(Dataset records)
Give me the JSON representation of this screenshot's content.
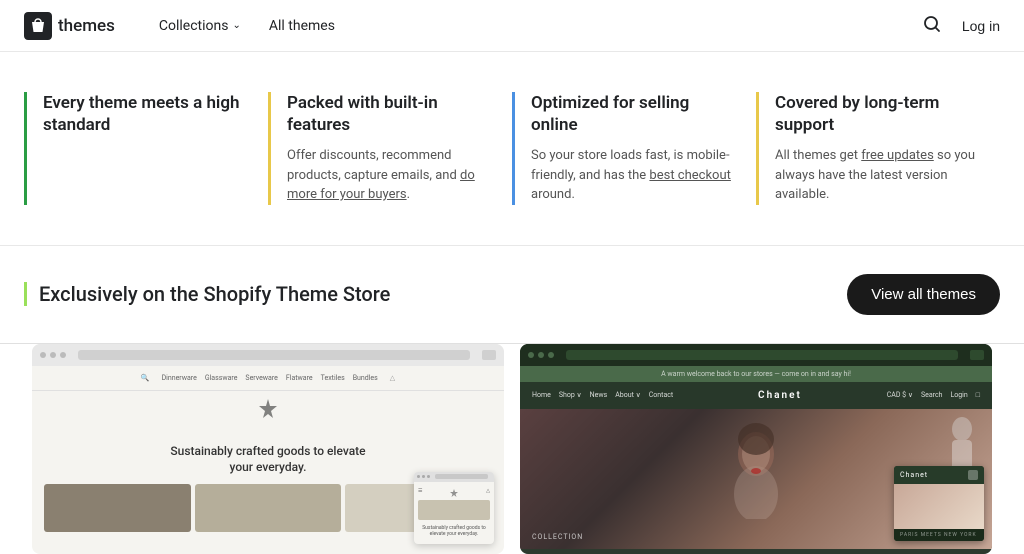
{
  "nav": {
    "logo_text": "themes",
    "collections_label": "Collections",
    "all_themes_label": "All themes",
    "search_aria": "Search",
    "login_label": "Log in"
  },
  "features": [
    {
      "id": "standard",
      "title": "Every theme meets a high standard",
      "desc": "",
      "border_color": "#2a9d44"
    },
    {
      "id": "builtin",
      "title": "Packed with built-in features",
      "desc": "Offer discounts, recommend products, capture emails, and do more for your buyers.",
      "link_text": "do more for your buyers",
      "border_color": "#e8c84a"
    },
    {
      "id": "selling",
      "title": "Optimized for selling online",
      "desc": "So your store loads fast, is mobile-friendly, and has the best checkout around.",
      "link_text": "best checkout",
      "border_color": "#4a90e2"
    },
    {
      "id": "support",
      "title": "Covered by long-term support",
      "desc": "All themes get free updates so you always have the latest version available.",
      "link_text": "free updates",
      "border_color": "#e8c84a"
    }
  ],
  "exclusive": {
    "title": "Exclusively on the Shopify Theme Store",
    "view_all_label": "View all themes"
  },
  "themes": [
    {
      "id": "theme-left",
      "headline": "Sustainably crafted goods to elevate your everyday.",
      "nav_items": [
        "Dinnerware",
        "Glassware",
        "Serveware",
        "Flatware",
        "Textiles",
        "Bundles"
      ]
    },
    {
      "id": "theme-right",
      "name": "Chanet",
      "nav_items": [
        "Home",
        "Shop",
        "News",
        "About",
        "Contact"
      ],
      "collection_label": "COLLECTION",
      "tagline": "Paris Meets New York"
    }
  ]
}
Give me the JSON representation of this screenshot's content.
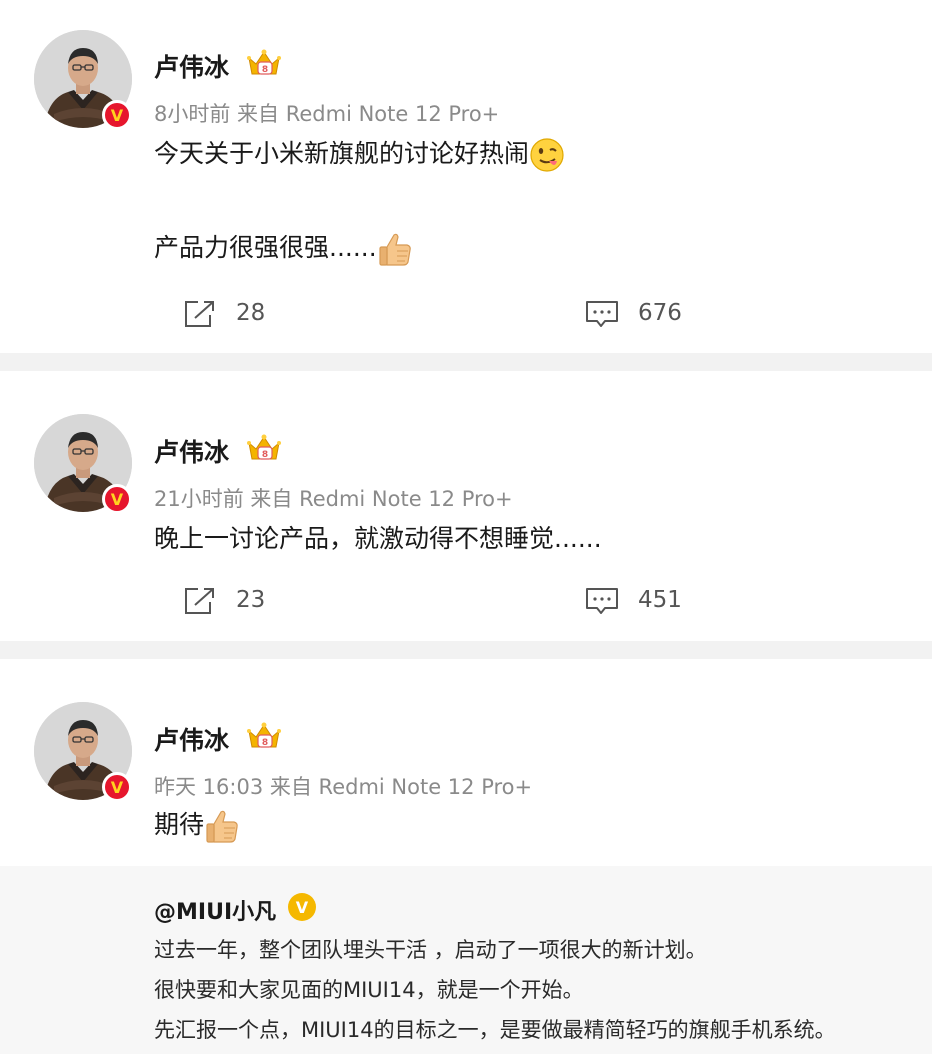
{
  "posts": [
    {
      "author": "卢伟冰",
      "meta": "8小时前  来自 Redmi Note 12 Pro+",
      "lines": [
        "今天关于小米新旗舰的讨论好热闹",
        "",
        "产品力很强很强......"
      ],
      "reposts": "28",
      "comments": "676"
    },
    {
      "author": "卢伟冰",
      "meta": "21小时前  来自 Redmi Note 12 Pro+",
      "lines": [
        "晚上一讨论产品，就激动得不想睡觉......"
      ],
      "reposts": "23",
      "comments": "451"
    },
    {
      "author": "卢伟冰",
      "meta": "昨天 16:03  来自 Redmi Note 12 Pro+",
      "lines": [
        "期待"
      ]
    }
  ],
  "repost": {
    "user": "@MIUI小凡",
    "lines": [
      "过去一年，整个团队埋头干活 ，启动了一项很大的新计划。",
      "很快要和大家见面的MIUI14，就是一个开始。",
      "先汇报一个点，MIUI14的目标之一，是要做最精简轻巧的旗舰手机系统。"
    ]
  },
  "icons": {
    "share": "share-icon",
    "comment": "comment-icon",
    "verified": "v-badge",
    "emoji_tongue": "tongue-emoji",
    "emoji_thumb": "thumbs-up-emoji"
  },
  "colors": {
    "verified_red": "#e6162d",
    "verified_gold": "#f5b800",
    "separator": "#f2f2f2",
    "repost_bg": "#f7f7f7"
  }
}
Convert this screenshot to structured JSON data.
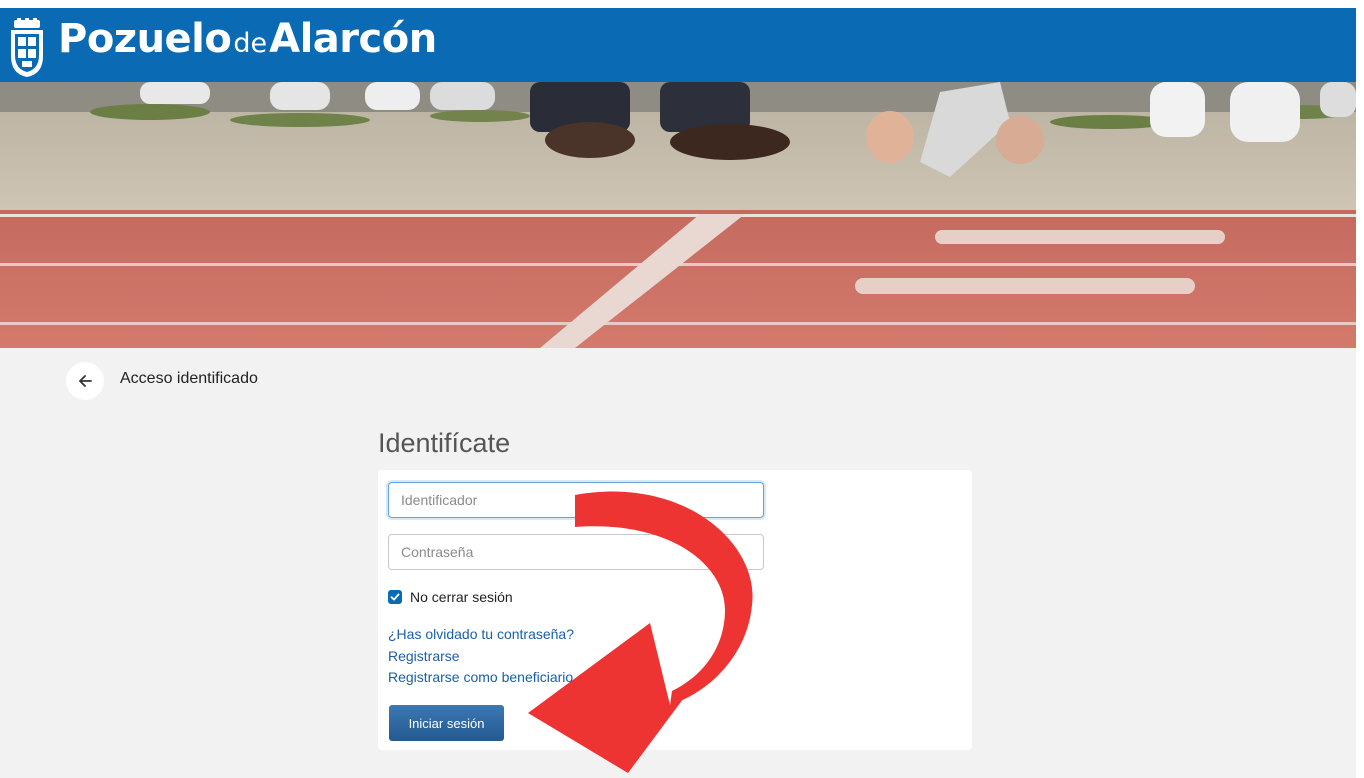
{
  "header": {
    "brand_part1": "Pozuelo",
    "brand_part2": "de",
    "brand_part3": "Alarcón",
    "background_color": "#0a6ab4",
    "logo_icon": "coat-of-arms-icon"
  },
  "breadcrumb": {
    "back_icon": "arrow-left-icon",
    "label": "Acceso identificado"
  },
  "login": {
    "title": "Identifícate",
    "identifier_placeholder": "Identificador",
    "identifier_value": "",
    "password_placeholder": "Contraseña",
    "password_value": "",
    "remember_label": "No cerrar sesión",
    "remember_checked": true,
    "forgot_link": "¿Has olvidado tu contraseña?",
    "register_link": "Registrarse",
    "register_beneficiary_link": "Registrarse como beneficiario",
    "submit_label": "Iniciar sesión"
  },
  "colors": {
    "accent": "#0a6ab4",
    "link": "#1a5fa8",
    "button": "#2d6aa3",
    "annotation_arrow": "#ee3333"
  }
}
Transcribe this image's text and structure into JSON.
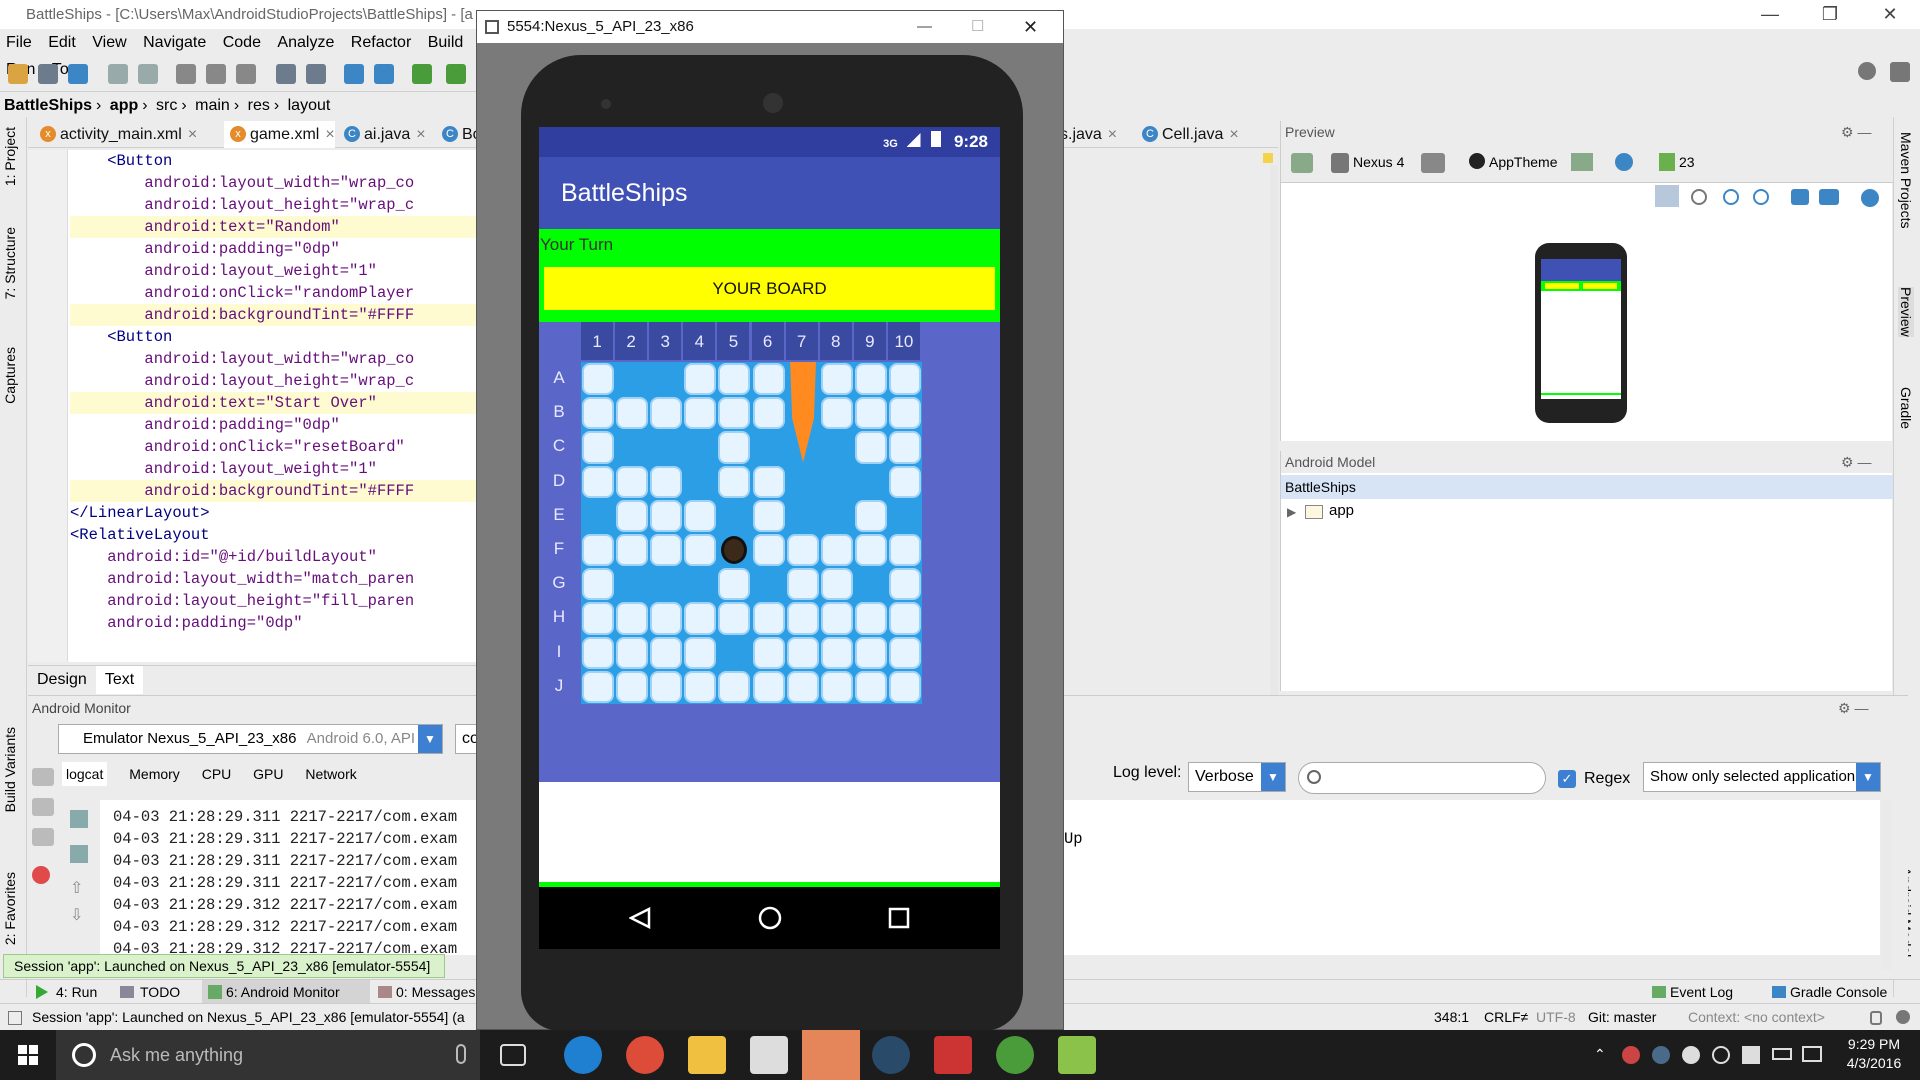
{
  "ide": {
    "title": "BattleShips - [C:\\Users\\Max\\AndroidStudioProjects\\BattleShips] - [a",
    "menu": [
      "File",
      "Edit",
      "View",
      "Navigate",
      "Code",
      "Analyze",
      "Refactor",
      "Build",
      "Run",
      "To"
    ],
    "breadcrumb": [
      "BattleShips",
      "app",
      "src",
      "main",
      "res",
      "layout"
    ],
    "editor_tabs": [
      "activity_main.xml",
      "game.xml",
      "ai.java",
      "Bo",
      "s.java",
      "Cell.java"
    ],
    "left_tabs": [
      "1: Project",
      "7: Structure",
      "Captures",
      "Build Variants",
      "2: Favorites"
    ],
    "right_tabs": [
      "Maven Projects",
      "Preview",
      "Gradle",
      "Android Model"
    ],
    "code_lines": [
      "    <Button",
      "        android:layout_width=\"wrap_co",
      "        android:layout_height=\"wrap_c",
      "        android:text=\"Random\"",
      "        android:padding=\"0dp\"",
      "        android:layout_weight=\"1\"",
      "        android:onClick=\"randomPlayer",
      "        android:backgroundTint=\"#FFFF",
      "    <Button",
      "        android:layout_width=\"wrap_co",
      "        android:layout_height=\"wrap_c",
      "        android:text=\"Start Over\"",
      "        android:padding=\"0dp\"",
      "        android:onClick=\"resetBoard\"",
      "        android:layout_weight=\"1\"",
      "        android:backgroundTint=\"#FFFF",
      "</LinearLayout>",
      "",
      "<RelativeLayout",
      "    android:id=\"@+id/buildLayout\"",
      "    android:layout_width=\"match_paren",
      "    android:layout_height=\"fill_paren",
      "    android:padding=\"0dp\""
    ],
    "design_tab": "Design",
    "text_tab": "Text",
    "monitor_title": "Android Monitor",
    "device_selector": "Emulator Nexus_5_API_23_x86",
    "device_detail": "Android 6.0, API 23",
    "process_selector": "co",
    "monitor_tabs": [
      "logcat",
      "Memory",
      "CPU",
      "GPU",
      "Network"
    ],
    "log_level_label": "Log level:",
    "log_level_value": "Verbose",
    "regex_label": "Regex",
    "filter_value": "Show only selected application",
    "log_lines": [
      "04-03 21:28:29.311 2217-2217/com.exam",
      "04-03 21:28:29.311 2217-2217/com.exam",
      "04-03 21:28:29.311 2217-2217/com.exam",
      "04-03 21:28:29.311 2217-2217/com.exam",
      "04-03 21:28:29.312 2217-2217/com.exam",
      "04-03 21:28:29.312 2217-2217/com.exam",
      "04-03 21:28:29.312 2217-2217/com.exam"
    ],
    "log_tail": "Up",
    "session_toast": "Session 'app': Launched on Nexus_5_API_23_x86 [emulator-5554]",
    "session_app": "app",
    "toolwindows": [
      "4: Run",
      "TODO",
      "6: Android Monitor",
      "0: Messages"
    ],
    "event_log": "Event Log",
    "gradle_console": "Gradle Console",
    "status_text": "Session 'app': Launched on Nexus_5_API_23_x86 [emulator-5554] (a",
    "status_right": [
      "348:1",
      "CRLF≠",
      "UTF-8",
      "Git: master",
      "Context: <no context>"
    ],
    "preview_title": "Preview",
    "preview_device": "Nexus 4",
    "preview_theme": "AppTheme",
    "preview_api": "23",
    "android_model_title": "Android Model",
    "android_model_root": "BattleShips",
    "android_model_child": "app"
  },
  "emulator": {
    "window_title": "5554:Nexus_5_API_23_x86",
    "time": "9:28",
    "signal": "3G",
    "app_title": "BattleShips",
    "turn_text": "Your Turn",
    "board_button": "YOUR BOARD",
    "cols": [
      "1",
      "2",
      "3",
      "4",
      "5",
      "6",
      "7",
      "8",
      "9",
      "10"
    ],
    "rows": [
      "A",
      "B",
      "C",
      "D",
      "E",
      "F",
      "G",
      "H",
      "I",
      "J"
    ],
    "ice_cells": [
      [
        1,
        0,
        0,
        1,
        1,
        1,
        0,
        1,
        1,
        1
      ],
      [
        1,
        1,
        1,
        1,
        1,
        1,
        0,
        1,
        1,
        1
      ],
      [
        1,
        0,
        0,
        0,
        1,
        0,
        0,
        0,
        1,
        1
      ],
      [
        1,
        1,
        1,
        0,
        1,
        1,
        0,
        0,
        0,
        1
      ],
      [
        0,
        1,
        1,
        1,
        0,
        1,
        0,
        0,
        1,
        0
      ],
      [
        1,
        1,
        1,
        1,
        0,
        1,
        1,
        1,
        1,
        1
      ],
      [
        1,
        0,
        0,
        0,
        1,
        0,
        1,
        1,
        0,
        1
      ],
      [
        1,
        1,
        1,
        1,
        1,
        1,
        1,
        1,
        1,
        1
      ],
      [
        1,
        1,
        1,
        1,
        0,
        1,
        1,
        1,
        1,
        1
      ],
      [
        1,
        1,
        1,
        1,
        1,
        1,
        1,
        1,
        1,
        1
      ]
    ],
    "ship_column": "7",
    "ship_rows": [
      "A",
      "B",
      "C"
    ],
    "hit_cell": "F5"
  },
  "taskbar": {
    "search_placeholder": "Ask me anything",
    "time": "9:29 PM",
    "date": "4/3/2016"
  },
  "colors": {
    "app_bar": "#3f51b5",
    "status_bar": "#303f9f",
    "board_button": "#ffff00",
    "turn_bg": "#00ff00",
    "water": "#2b9ee6",
    "ship": "#ff8a20"
  }
}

## GIVEN INSTRUCTION:
For this exercise, gather every line of the data that contains the word "Redmi".

## RESPONSE BELOW:
      "meta": "8小时前  来自 Redmi Note 12 Pro+",
      "meta": "21小时前  来自 Redmi Note 12 Pro+",
      "meta": "昨天 16:03  来自 Redmi Note 12 Pro+",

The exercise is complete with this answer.